The exercise
From the entries below, copy out every line with "packet" in it.

Provided records
........

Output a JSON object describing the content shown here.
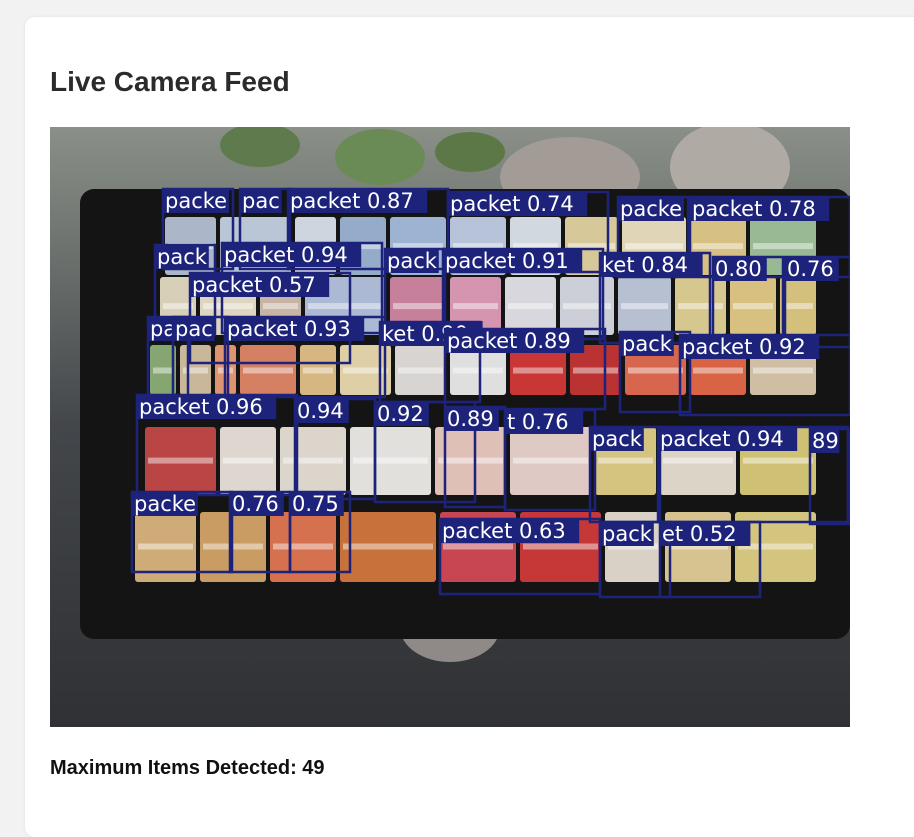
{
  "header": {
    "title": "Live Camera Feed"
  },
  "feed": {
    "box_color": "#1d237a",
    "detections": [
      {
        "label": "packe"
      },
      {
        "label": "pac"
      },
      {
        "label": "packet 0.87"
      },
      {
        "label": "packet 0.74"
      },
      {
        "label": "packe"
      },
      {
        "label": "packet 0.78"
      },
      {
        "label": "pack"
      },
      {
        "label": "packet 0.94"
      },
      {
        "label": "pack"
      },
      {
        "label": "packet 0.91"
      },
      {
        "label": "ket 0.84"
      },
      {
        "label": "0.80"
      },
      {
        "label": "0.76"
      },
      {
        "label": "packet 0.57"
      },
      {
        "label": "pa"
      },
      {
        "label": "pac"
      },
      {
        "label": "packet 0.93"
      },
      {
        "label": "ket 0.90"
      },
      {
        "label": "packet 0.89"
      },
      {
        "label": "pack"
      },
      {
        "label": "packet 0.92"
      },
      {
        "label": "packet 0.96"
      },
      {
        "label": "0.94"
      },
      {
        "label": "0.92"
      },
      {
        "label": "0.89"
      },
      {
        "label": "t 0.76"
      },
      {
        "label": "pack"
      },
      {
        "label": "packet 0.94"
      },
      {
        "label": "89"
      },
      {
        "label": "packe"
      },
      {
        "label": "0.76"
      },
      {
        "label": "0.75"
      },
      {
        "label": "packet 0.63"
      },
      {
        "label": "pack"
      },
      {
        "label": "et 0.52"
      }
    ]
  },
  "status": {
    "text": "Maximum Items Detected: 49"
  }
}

........

Task answer
        "label": "packet 0.87"
        "label": "packet 0.74"
        "label": "packet 0.78"
        "label": "packet 0.94"
        "label": "packet 0.91"
        "label": "packet 0.57"
        "label": "packet 0.93"
        "label": "packet 0.89"
        "label": "packet 0.92"
        "label": "packet 0.96"
        "label": "packet 0.94"
        "label": "packet 0.63"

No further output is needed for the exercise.